EXERCISE AIM:
Take the entries below and print all of them exactly, please.

Data records:
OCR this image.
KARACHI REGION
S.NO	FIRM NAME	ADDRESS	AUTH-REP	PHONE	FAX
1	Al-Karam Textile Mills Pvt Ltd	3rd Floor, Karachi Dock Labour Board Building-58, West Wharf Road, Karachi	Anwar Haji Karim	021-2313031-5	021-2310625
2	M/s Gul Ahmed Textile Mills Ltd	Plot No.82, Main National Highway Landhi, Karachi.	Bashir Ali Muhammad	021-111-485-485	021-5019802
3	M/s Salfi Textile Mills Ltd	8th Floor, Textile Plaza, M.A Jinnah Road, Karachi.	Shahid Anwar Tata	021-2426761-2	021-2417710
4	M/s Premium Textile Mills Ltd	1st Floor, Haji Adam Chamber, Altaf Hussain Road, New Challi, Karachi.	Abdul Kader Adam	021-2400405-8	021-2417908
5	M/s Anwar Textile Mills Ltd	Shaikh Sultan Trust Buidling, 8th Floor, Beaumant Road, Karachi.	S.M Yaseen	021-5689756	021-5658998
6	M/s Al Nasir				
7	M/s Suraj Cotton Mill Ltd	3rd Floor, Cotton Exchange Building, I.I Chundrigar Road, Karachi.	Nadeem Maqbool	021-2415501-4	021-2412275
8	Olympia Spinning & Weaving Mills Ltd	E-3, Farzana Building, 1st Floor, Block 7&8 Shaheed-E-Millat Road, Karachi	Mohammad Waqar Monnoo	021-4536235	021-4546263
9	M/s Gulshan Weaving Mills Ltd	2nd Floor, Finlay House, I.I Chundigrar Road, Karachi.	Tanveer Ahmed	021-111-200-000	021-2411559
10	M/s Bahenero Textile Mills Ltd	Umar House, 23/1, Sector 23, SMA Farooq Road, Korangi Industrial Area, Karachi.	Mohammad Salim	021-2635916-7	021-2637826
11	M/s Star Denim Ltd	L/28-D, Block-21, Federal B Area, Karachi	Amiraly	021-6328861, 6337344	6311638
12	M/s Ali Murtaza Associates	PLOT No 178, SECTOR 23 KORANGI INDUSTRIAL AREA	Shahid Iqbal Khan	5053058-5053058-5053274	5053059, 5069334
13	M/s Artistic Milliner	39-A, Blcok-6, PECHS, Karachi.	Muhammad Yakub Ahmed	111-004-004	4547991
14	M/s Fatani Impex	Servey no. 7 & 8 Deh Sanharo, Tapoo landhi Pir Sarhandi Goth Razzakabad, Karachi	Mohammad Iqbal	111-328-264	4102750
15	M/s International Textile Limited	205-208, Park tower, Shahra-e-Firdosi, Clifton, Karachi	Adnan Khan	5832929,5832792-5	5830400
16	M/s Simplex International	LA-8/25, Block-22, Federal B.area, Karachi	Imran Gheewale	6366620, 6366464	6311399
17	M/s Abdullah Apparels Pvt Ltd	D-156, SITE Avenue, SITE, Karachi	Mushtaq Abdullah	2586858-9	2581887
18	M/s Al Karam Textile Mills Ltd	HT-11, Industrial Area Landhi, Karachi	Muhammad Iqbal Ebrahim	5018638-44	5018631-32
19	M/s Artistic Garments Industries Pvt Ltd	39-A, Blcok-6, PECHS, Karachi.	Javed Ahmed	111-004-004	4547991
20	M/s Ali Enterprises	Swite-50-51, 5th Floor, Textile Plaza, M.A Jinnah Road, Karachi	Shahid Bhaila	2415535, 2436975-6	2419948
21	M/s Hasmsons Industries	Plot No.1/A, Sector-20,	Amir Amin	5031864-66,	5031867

ANSWER FOR THIS EXERCISE:
OCR this image.
KARACHI REGION
S.NO	FIRM NAME	ADDRESS	AUTH-REP	PHONE	FAX
1	Al-Karam Textile Mills Pvt Ltd	3rd Floor, Karachi Dock Labour Board Building-58, West Wharf Road, Karachi	Anwar Haji Karim	021-2313031-5	021-2310625
2	M/s Gul Ahmed Textile Mills Ltd	Plot No.82, Main National Highway Landhi, Karachi.	Bashir Ali Muhammad	021-111-485-485	021-5019802
3	M/s Salfi Textile Mills Ltd	8th Floor, Textile Plaza, M.A Jinnah Road, Karachi.	Shahid Anwar Tata	021-2426761-2	021-2417710
4	M/s Premium Textile Mills Ltd	1st Floor, Haji Adam Chamber, Altaf Hussain Road, New Challi, Karachi.	Abdul Kader Adam	021-2400405-8	021-2417908
5	M/s Anwar Textile Mills Ltd	Shaikh Sultan Trust Buidling, 8th Floor, Beaumant Road, Karachi.	S.M Yaseen	021-5689756	021-5658998
6	M/s Al Nasir				
7	M/s Suraj Cotton Mill Ltd	3rd Floor, Cotton Exchange Building, I.I Chundrigar Road, Karachi.	Nadeem Maqbool	021-2415501-4	021-2412275
8	Olympia Spinning & Weaving Mills Ltd	E-3, Farzana Building, 1st Floor, Block 7&8 Shaheed-E-Millat Road, Karachi	Mohammad Waqar Monnoo	021-4536235	021-4546263
9	M/s Gulshan Weaving Mills Ltd	2nd Floor, Finlay House, I.I Chundigrar Road, Karachi.	Tanveer Ahmed	021-111-200-000	021-2411559
10	M/s Bahenero Textile Mills Ltd	Umar House, 23/1, Sector 23, SMA Farooq Road, Korangi Industrial Area, Karachi.	Mohammad Salim	021-2635916-7	021-2637826
11	M/s Star Denim Ltd	L/28-D, Block-21, Federal B Area, Karachi	Amiraly	021-6328861, 6337344	6311638
12	M/s Ali Murtaza Associates	PLOT No 178, SECTOR 23 KORANGI INDUSTRIAL AREA	Shahid Iqbal Khan	5053058-5053058-5053274	5053059, 5069334
13	M/s Artistic Milliner	39-A, Blcok-6, PECHS, Karachi.	Muhammad Yakub Ahmed	111-004-004	4547991
14	M/s Fatani Impex	Servey no. 7 & 8 Deh Sanharo, Tapoo landhi Pir Sarhandi Goth Razzakabad, Karachi	Mohammad Iqbal	111-328-264	4102750
15	M/s International Textile Limited	205-208, Park tower, Shahra-e-Firdosi, Clifton, Karachi	Adnan Khan	5832929,5832792-5	5830400
16	M/s Simplex International	LA-8/25, Block-22, Federal B.area, Karachi	Imran Gheewale	6366620, 6366464	6311399
17	M/s Abdullah Apparels Pvt Ltd	D-156, SITE Avenue, SITE, Karachi	Mushtaq Abdullah	2586858-9	2581887
18	M/s Al Karam Textile Mills Ltd	HT-11, Industrial Area Landhi, Karachi	Muhammad Iqbal Ebrahim	5018638-44	5018631-32
19	M/s Artistic Garments Industries Pvt Ltd	39-A, Blcok-6, PECHS, Karachi.	Javed Ahmed	111-004-004	4547991
20	M/s Ali Enterprises	Swite-50-51, 5th Floor, Textile Plaza, M.A Jinnah Road, Karachi	Shahid Bhaila	2415535, 2436975-6	2419948
21	M/s Hasmsons Industries	Plot No.1/A, Sector-20,	Amir Amin	5031864-66,	5031867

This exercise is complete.